• WORK TO BE COMPLETED:
State how many lines of the entries hold the string "세대융합". Reply with the number alone.

####

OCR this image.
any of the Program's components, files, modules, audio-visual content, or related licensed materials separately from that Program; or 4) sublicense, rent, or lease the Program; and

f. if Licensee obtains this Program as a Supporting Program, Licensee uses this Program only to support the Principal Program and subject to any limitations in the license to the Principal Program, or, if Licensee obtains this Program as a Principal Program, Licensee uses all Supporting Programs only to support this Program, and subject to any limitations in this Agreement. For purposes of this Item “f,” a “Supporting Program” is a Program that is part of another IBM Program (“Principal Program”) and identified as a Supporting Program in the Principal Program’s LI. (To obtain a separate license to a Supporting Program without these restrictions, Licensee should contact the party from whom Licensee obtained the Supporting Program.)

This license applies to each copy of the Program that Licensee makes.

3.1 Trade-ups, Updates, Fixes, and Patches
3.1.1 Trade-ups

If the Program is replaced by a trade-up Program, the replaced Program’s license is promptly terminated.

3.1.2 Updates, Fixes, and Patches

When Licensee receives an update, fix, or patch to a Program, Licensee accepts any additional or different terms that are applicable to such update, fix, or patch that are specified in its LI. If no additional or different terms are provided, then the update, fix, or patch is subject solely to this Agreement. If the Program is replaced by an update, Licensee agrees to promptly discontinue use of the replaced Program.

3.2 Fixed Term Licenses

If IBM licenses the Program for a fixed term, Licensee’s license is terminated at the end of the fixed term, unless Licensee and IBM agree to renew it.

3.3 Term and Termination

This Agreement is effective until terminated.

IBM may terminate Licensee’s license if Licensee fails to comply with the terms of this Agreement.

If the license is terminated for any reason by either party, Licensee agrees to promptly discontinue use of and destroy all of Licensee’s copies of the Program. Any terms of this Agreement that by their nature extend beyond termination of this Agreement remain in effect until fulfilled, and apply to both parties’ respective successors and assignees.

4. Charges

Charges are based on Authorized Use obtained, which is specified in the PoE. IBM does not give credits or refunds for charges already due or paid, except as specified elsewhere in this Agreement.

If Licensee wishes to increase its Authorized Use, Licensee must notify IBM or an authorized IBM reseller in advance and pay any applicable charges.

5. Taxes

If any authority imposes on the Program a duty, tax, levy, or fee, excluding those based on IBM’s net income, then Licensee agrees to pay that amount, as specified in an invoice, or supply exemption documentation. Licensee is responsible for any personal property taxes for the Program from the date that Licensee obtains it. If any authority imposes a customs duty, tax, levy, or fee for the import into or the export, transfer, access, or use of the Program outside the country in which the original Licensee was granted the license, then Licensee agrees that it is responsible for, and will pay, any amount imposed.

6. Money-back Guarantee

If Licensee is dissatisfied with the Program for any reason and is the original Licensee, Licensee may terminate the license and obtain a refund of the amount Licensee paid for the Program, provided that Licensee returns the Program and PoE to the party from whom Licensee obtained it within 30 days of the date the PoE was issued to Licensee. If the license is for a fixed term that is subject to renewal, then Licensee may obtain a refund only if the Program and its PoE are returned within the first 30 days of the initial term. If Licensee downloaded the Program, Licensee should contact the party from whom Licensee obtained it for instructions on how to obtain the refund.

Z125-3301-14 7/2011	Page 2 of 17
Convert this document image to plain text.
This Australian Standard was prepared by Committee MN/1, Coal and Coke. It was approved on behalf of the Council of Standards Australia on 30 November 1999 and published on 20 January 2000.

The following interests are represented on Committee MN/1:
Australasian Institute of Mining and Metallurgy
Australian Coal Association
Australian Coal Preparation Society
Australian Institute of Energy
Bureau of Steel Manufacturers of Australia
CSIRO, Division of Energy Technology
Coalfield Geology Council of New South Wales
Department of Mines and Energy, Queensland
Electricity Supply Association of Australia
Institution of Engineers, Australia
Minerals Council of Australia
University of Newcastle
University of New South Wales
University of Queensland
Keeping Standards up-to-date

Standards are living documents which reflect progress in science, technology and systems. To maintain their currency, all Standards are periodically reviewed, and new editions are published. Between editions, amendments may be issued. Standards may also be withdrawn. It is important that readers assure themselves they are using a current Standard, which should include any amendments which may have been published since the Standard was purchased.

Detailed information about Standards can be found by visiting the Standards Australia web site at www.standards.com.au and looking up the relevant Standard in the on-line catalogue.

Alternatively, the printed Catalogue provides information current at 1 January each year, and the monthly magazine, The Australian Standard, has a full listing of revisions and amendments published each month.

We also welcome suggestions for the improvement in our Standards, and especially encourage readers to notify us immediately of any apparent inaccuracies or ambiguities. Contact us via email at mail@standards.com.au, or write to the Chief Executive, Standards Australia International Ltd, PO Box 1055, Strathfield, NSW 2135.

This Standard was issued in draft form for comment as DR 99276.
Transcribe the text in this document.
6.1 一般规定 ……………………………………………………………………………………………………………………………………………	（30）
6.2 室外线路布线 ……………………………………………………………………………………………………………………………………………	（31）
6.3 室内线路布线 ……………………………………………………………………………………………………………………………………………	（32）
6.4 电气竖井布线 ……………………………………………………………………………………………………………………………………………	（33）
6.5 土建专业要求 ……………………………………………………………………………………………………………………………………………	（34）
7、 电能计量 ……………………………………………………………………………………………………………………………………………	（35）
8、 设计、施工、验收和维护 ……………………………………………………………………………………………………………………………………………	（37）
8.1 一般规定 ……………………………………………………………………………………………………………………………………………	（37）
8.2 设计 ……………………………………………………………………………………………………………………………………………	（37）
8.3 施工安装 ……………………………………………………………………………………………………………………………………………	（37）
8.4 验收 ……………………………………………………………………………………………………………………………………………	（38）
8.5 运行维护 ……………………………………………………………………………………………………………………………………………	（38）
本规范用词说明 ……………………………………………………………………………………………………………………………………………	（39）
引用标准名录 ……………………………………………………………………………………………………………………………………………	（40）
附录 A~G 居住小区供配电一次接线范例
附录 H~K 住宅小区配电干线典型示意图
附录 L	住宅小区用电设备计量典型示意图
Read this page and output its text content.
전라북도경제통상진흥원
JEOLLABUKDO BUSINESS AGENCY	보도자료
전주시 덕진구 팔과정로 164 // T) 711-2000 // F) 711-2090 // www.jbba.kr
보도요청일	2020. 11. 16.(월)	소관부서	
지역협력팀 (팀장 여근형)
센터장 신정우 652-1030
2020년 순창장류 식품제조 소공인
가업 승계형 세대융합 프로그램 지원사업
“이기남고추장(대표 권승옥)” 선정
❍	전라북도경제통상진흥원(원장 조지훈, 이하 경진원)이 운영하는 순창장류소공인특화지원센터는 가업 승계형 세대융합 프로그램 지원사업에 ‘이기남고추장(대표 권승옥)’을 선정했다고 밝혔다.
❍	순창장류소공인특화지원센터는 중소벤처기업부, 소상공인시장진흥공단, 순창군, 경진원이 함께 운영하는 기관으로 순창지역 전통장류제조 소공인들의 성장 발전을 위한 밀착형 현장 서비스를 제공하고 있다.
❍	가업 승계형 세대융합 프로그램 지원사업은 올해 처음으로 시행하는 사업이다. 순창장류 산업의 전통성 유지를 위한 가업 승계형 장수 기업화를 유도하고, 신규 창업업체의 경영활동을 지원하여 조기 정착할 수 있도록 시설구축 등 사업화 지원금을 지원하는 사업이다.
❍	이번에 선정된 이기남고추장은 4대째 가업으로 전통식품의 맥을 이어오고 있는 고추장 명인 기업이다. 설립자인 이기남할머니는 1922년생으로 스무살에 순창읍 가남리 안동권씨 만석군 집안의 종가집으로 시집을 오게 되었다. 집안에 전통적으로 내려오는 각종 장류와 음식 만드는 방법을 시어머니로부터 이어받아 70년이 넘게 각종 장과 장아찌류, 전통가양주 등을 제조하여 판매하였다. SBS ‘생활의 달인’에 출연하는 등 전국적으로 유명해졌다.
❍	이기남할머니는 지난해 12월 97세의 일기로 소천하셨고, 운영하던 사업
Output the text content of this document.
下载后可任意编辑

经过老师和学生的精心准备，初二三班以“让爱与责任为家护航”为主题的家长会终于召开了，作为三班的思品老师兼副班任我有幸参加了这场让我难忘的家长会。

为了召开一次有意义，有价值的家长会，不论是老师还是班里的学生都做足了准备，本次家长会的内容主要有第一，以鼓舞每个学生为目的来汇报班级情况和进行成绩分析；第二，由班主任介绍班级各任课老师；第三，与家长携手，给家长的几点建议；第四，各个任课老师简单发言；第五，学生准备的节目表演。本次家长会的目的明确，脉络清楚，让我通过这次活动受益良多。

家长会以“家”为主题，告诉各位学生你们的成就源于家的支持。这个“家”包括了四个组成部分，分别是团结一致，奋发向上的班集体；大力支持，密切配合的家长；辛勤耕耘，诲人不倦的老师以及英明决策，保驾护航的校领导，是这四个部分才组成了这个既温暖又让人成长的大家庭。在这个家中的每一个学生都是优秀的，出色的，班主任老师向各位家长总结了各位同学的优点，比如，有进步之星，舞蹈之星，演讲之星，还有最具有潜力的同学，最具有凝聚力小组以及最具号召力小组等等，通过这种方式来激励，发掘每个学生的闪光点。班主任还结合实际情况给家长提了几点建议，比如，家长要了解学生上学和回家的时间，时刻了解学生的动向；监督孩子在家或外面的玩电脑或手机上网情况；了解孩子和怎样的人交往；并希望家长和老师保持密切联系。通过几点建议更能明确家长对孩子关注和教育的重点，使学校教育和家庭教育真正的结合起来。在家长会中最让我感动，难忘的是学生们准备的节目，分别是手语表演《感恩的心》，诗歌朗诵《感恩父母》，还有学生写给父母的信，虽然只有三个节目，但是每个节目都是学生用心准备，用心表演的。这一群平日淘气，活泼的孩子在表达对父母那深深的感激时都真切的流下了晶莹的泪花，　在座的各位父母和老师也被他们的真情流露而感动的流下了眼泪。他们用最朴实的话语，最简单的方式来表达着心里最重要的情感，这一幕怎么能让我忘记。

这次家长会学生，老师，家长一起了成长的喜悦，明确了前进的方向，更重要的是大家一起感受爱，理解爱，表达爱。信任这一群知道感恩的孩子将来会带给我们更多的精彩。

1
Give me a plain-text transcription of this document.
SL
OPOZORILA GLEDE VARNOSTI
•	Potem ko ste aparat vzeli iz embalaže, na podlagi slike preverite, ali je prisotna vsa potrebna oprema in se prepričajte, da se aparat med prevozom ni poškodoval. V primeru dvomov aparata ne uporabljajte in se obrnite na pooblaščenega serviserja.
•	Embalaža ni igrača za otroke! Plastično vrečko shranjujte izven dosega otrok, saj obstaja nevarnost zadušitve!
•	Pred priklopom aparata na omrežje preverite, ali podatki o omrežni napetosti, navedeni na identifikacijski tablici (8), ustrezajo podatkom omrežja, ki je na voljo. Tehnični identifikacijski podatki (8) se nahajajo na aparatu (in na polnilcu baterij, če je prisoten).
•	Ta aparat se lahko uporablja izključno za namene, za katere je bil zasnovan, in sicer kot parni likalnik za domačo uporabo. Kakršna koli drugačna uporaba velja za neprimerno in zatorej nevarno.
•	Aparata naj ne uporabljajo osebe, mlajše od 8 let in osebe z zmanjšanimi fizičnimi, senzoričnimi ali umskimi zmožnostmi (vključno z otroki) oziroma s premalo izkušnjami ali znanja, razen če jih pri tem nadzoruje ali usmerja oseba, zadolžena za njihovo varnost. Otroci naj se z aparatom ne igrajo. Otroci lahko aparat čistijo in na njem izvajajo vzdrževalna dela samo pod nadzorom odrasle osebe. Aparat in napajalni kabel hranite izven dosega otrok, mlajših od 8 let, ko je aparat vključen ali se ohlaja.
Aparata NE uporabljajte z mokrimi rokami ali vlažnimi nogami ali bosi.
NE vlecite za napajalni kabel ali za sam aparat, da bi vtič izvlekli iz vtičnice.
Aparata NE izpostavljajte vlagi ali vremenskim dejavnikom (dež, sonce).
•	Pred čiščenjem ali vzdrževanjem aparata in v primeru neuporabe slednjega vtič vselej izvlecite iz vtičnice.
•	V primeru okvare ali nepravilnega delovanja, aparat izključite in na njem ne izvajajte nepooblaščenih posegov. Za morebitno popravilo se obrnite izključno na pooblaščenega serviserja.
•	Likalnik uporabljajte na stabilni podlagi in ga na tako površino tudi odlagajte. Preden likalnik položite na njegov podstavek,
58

####

• RIGHT ANSWER:
3